## WHAT TO DO
Leave out the pictures and repeat the rest of the material exactly.

-*-

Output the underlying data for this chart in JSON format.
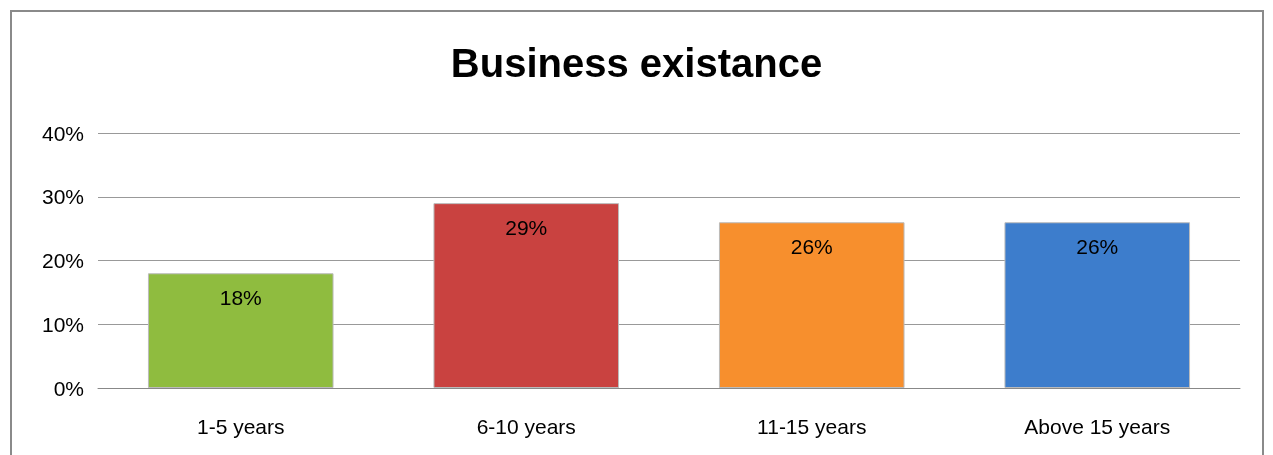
{
  "chart_data": {
    "type": "bar",
    "title": "Business existance",
    "categories": [
      "1-5 years",
      "6-10 years",
      "11-15 years",
      "Above 15 years"
    ],
    "values": [
      18,
      29,
      26,
      26
    ],
    "value_labels": [
      "18%",
      "29%",
      "26%",
      "26%"
    ],
    "colors": [
      "#8fbc3f",
      "#c94240",
      "#f78f2d",
      "#3d7dcc"
    ],
    "ylim": [
      0,
      40
    ],
    "yticks": [
      {
        "value": 0,
        "label": "0%"
      },
      {
        "value": 10,
        "label": "10%"
      },
      {
        "value": 20,
        "label": "20%"
      },
      {
        "value": 30,
        "label": "30%"
      },
      {
        "value": 40,
        "label": "40%"
      }
    ],
    "grid": "y"
  }
}
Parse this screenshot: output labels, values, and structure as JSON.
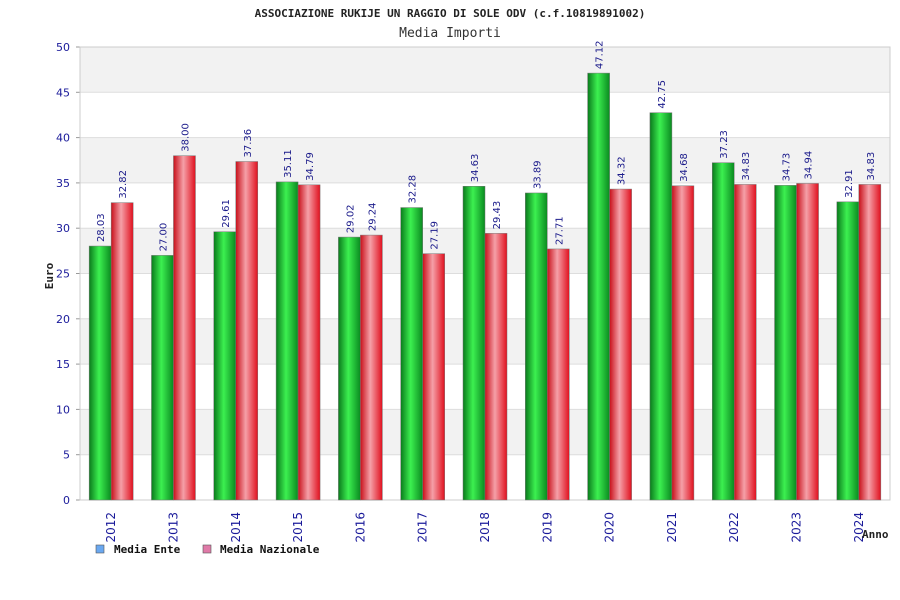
{
  "chart_data": {
    "type": "bar",
    "title": "ASSOCIAZIONE RUKIJE UN RAGGIO DI SOLE ODV (c.f.10819891002)",
    "subtitle": "Media Importi",
    "ylabel": "Euro",
    "xlabel": "Anno",
    "ylim": [
      0,
      50
    ],
    "yticks": [
      "0",
      "5",
      "10",
      "15",
      "20",
      "25",
      "30",
      "35",
      "40",
      "45",
      "50"
    ],
    "grid": true,
    "legend_position": "bottom-left",
    "categories": [
      "2012",
      "2013",
      "2014",
      "2015",
      "2016",
      "2017",
      "2018",
      "2019",
      "2020",
      "2021",
      "2022",
      "2023",
      "2024"
    ],
    "series": [
      {
        "name": "Media Ente",
        "color": "#0ea82a",
        "legend_color": "#6aa8f0",
        "values": [
          28.03,
          27.0,
          29.61,
          35.11,
          29.02,
          32.28,
          34.63,
          33.89,
          47.12,
          42.75,
          37.23,
          34.73,
          32.91
        ],
        "labels": [
          "28.03",
          "27.00",
          "29.61",
          "35.11",
          "29.02",
          "32.28",
          "34.63",
          "33.89",
          "47.12",
          "42.75",
          "37.23",
          "34.73",
          "32.91"
        ]
      },
      {
        "name": "Media Nazionale",
        "color": "#e8202a",
        "legend_color": "#e07aa8",
        "values": [
          32.82,
          38.0,
          37.36,
          34.79,
          29.24,
          27.19,
          29.43,
          27.71,
          34.32,
          34.68,
          34.83,
          34.94,
          34.83
        ],
        "labels": [
          "32.82",
          "38.00",
          "37.36",
          "34.79",
          "29.24",
          "27.19",
          "29.43",
          "27.71",
          "34.32",
          "34.68",
          "34.83",
          "34.94",
          "34.83"
        ]
      }
    ]
  }
}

-*-

## CORRECT OUTPUT
Output the underlying data for this chart in JSON format.
{
  "chart_data": {
    "type": "bar",
    "title": "Business existance",
    "categories": [
      "1-5 years",
      "6-10 years",
      "11-15 years",
      "Above 15 years"
    ],
    "values": [
      18,
      29,
      26,
      26
    ],
    "value_labels": [
      "18%",
      "29%",
      "26%",
      "26%"
    ],
    "colors": [
      "#8fbc3f",
      "#c94240",
      "#f78f2d",
      "#3d7dcc"
    ],
    "ylim": [
      0,
      40
    ],
    "yticks": [
      {
        "value": 0,
        "label": "0%"
      },
      {
        "value": 10,
        "label": "10%"
      },
      {
        "value": 20,
        "label": "20%"
      },
      {
        "value": 30,
        "label": "30%"
      },
      {
        "value": 40,
        "label": "40%"
      }
    ],
    "grid": "y"
  }
}
Parse this screenshot: output labels, values, and structure as JSON.
{
  "chart_data": {
    "type": "bar",
    "title": "ASSOCIAZIONE RUKIJE UN RAGGIO DI SOLE ODV (c.f.10819891002)",
    "subtitle": "Media Importi",
    "ylabel": "Euro",
    "xlabel": "Anno",
    "ylim": [
      0,
      50
    ],
    "yticks": [
      "0",
      "5",
      "10",
      "15",
      "20",
      "25",
      "30",
      "35",
      "40",
      "45",
      "50"
    ],
    "grid": true,
    "legend_position": "bottom-left",
    "categories": [
      "2012",
      "2013",
      "2014",
      "2015",
      "2016",
      "2017",
      "2018",
      "2019",
      "2020",
      "2021",
      "2022",
      "2023",
      "2024"
    ],
    "series": [
      {
        "name": "Media Ente",
        "color": "#0ea82a",
        "legend_color": "#6aa8f0",
        "values": [
          28.03,
          27.0,
          29.61,
          35.11,
          29.02,
          32.28,
          34.63,
          33.89,
          47.12,
          42.75,
          37.23,
          34.73,
          32.91
        ],
        "labels": [
          "28.03",
          "27.00",
          "29.61",
          "35.11",
          "29.02",
          "32.28",
          "34.63",
          "33.89",
          "47.12",
          "42.75",
          "37.23",
          "34.73",
          "32.91"
        ]
      },
      {
        "name": "Media Nazionale",
        "color": "#e8202a",
        "legend_color": "#e07aa8",
        "values": [
          32.82,
          38.0,
          37.36,
          34.79,
          29.24,
          27.19,
          29.43,
          27.71,
          34.32,
          34.68,
          34.83,
          34.94,
          34.83
        ],
        "labels": [
          "32.82",
          "38.00",
          "37.36",
          "34.79",
          "29.24",
          "27.19",
          "29.43",
          "27.71",
          "34.32",
          "34.68",
          "34.83",
          "34.94",
          "34.83"
        ]
      }
    ]
  }
}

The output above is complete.